» **Source records**:
>> START

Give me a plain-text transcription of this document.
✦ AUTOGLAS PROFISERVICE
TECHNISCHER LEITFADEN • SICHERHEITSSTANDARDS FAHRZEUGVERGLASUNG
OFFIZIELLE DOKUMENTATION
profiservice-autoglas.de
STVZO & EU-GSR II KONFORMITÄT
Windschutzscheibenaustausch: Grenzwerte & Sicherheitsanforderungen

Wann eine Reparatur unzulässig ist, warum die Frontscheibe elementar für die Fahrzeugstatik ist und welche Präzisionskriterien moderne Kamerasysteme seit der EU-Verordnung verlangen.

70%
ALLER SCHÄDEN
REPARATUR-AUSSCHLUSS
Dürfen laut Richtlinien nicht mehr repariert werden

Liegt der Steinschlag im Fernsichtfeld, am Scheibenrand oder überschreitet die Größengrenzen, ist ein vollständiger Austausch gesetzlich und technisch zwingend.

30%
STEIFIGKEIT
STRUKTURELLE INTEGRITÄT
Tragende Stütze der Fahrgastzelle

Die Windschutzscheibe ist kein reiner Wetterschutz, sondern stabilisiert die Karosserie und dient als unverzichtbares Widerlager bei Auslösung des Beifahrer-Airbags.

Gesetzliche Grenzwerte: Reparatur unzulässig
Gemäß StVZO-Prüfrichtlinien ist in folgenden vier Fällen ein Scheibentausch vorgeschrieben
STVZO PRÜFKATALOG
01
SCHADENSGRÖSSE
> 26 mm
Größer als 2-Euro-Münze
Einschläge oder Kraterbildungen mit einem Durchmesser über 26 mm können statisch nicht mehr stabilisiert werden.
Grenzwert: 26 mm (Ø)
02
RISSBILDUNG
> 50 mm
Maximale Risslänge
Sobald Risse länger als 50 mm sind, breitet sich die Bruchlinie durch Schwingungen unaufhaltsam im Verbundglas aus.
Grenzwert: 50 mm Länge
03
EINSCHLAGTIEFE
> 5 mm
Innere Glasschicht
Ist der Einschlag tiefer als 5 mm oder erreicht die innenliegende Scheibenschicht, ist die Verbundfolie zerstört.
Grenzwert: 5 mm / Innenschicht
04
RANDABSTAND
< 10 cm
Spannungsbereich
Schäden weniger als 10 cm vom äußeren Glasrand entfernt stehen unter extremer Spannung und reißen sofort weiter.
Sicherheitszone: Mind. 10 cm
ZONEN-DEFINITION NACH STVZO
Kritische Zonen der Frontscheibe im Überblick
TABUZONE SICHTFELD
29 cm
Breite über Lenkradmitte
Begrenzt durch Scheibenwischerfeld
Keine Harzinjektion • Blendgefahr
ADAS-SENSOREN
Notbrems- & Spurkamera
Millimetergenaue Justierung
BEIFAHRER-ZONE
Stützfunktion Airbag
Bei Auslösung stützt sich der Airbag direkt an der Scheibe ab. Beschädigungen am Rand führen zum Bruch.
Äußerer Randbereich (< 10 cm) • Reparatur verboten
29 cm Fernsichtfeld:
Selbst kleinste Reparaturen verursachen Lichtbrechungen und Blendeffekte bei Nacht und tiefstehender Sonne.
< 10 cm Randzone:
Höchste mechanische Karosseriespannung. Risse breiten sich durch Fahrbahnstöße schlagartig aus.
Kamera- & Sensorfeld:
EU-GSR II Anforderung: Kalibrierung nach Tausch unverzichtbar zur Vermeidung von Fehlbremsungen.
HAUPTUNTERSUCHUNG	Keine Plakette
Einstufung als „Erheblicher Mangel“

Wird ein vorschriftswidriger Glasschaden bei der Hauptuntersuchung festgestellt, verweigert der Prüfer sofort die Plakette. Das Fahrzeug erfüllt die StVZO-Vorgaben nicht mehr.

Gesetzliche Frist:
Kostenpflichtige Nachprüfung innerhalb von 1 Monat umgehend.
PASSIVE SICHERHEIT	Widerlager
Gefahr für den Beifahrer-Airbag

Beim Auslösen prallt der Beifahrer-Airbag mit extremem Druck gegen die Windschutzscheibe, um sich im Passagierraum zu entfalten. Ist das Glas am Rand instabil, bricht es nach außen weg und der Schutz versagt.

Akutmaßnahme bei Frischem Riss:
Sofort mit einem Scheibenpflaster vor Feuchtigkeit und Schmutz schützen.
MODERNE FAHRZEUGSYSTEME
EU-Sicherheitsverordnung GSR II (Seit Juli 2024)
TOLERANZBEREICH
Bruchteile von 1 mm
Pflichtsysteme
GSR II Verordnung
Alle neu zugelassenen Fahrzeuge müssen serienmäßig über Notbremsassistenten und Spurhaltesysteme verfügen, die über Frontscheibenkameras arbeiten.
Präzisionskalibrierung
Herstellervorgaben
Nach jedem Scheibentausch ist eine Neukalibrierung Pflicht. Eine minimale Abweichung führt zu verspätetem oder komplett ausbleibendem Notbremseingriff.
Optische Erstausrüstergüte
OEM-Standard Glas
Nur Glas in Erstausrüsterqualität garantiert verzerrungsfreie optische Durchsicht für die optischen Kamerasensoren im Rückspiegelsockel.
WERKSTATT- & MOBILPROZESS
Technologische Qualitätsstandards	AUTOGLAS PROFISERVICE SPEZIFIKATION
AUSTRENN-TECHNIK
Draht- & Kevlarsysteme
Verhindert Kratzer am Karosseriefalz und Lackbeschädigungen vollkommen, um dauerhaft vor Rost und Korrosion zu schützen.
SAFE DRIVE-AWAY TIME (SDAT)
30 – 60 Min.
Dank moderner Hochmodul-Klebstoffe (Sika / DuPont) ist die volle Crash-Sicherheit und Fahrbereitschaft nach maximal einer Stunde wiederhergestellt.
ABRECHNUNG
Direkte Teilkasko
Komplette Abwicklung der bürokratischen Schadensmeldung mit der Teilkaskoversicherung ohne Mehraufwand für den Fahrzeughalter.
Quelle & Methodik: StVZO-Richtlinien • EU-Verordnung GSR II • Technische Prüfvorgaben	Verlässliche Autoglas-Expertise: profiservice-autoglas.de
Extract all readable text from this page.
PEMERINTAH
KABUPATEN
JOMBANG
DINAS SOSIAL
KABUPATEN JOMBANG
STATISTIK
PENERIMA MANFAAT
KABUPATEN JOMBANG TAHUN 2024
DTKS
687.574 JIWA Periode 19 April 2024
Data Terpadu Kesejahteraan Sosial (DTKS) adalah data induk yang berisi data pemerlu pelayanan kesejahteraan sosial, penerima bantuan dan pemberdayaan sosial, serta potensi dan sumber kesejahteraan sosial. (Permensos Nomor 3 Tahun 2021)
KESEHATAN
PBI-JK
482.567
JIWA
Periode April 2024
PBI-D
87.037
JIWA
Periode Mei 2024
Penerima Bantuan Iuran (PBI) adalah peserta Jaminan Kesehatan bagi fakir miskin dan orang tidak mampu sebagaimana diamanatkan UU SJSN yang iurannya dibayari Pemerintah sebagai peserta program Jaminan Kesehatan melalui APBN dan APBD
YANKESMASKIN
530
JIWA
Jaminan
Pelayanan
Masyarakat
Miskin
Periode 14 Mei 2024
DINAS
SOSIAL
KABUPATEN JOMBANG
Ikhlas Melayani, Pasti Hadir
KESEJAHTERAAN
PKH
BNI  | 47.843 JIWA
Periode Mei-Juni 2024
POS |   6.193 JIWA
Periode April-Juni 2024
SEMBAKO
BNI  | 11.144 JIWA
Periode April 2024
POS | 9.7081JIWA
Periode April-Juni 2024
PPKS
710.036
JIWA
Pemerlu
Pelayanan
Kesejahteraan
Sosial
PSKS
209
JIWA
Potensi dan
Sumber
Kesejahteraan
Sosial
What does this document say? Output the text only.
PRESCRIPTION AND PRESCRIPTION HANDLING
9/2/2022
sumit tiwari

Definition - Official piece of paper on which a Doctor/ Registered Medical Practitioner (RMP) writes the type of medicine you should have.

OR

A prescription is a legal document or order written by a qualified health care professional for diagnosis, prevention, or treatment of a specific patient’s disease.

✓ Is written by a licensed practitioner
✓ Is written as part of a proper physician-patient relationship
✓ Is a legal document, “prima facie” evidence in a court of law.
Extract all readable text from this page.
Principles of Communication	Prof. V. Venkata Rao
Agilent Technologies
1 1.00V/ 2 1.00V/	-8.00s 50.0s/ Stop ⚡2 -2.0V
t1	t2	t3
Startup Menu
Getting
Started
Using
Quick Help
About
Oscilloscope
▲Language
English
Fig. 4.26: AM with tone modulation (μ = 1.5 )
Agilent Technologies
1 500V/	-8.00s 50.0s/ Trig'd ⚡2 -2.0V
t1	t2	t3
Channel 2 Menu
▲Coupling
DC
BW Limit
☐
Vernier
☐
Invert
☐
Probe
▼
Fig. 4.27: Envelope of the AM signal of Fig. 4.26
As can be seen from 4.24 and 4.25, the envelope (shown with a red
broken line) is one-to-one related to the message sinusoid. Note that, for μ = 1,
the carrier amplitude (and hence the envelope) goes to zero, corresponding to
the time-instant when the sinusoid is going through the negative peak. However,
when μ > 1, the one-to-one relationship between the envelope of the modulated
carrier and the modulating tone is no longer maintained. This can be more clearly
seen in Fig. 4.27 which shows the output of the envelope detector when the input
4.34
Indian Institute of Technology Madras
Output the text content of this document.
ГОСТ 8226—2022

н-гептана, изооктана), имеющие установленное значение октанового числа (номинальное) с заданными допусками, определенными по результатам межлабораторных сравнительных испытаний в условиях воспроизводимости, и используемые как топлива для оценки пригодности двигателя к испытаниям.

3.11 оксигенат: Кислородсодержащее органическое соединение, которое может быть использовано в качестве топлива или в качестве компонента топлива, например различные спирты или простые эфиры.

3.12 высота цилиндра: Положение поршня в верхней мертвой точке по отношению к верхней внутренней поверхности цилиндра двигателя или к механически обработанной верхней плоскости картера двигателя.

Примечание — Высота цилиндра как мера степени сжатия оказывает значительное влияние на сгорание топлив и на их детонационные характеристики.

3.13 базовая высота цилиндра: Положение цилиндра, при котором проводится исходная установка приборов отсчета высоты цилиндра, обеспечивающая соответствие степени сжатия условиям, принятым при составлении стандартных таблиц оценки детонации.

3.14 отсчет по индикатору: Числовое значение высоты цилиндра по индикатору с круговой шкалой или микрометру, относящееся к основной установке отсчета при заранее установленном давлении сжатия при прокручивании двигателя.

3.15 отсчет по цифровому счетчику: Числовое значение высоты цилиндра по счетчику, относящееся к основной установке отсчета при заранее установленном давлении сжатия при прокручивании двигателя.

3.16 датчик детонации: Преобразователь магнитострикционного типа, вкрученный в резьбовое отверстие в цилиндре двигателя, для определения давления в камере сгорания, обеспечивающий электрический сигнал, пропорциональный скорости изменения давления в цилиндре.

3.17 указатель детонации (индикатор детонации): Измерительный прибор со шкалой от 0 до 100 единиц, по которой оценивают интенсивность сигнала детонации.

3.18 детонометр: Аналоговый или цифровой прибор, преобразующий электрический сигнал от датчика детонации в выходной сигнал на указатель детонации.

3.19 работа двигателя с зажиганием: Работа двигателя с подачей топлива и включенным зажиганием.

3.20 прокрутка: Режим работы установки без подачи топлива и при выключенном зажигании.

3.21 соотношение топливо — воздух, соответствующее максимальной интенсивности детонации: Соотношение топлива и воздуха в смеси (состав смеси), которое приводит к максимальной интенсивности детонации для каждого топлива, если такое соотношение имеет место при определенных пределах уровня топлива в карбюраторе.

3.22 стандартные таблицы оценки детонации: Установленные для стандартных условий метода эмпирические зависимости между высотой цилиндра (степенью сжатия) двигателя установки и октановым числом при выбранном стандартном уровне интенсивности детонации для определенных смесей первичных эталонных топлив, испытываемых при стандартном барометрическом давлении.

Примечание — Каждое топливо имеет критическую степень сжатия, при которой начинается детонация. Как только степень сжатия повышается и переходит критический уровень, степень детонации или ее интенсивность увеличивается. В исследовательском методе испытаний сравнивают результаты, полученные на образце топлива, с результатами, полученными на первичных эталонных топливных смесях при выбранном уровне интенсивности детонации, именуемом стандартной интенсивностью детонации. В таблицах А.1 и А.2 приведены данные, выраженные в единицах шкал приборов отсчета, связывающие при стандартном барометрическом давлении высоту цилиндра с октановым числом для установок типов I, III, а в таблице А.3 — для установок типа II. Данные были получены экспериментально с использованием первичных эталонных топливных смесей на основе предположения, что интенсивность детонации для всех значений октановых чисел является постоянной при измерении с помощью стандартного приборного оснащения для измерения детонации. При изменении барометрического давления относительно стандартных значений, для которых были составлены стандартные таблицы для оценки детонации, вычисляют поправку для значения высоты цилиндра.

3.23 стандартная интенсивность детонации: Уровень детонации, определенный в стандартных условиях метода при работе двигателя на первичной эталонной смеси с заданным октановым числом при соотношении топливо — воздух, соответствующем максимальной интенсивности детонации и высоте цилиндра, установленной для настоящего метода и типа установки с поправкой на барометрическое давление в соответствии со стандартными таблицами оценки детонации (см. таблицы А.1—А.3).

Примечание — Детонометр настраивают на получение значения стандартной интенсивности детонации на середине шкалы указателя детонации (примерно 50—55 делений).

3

>> END

» **Exercise directions**:
Work out how many lines in the records above hold the string "werden", then give only that count.

» **Output of the task**:
2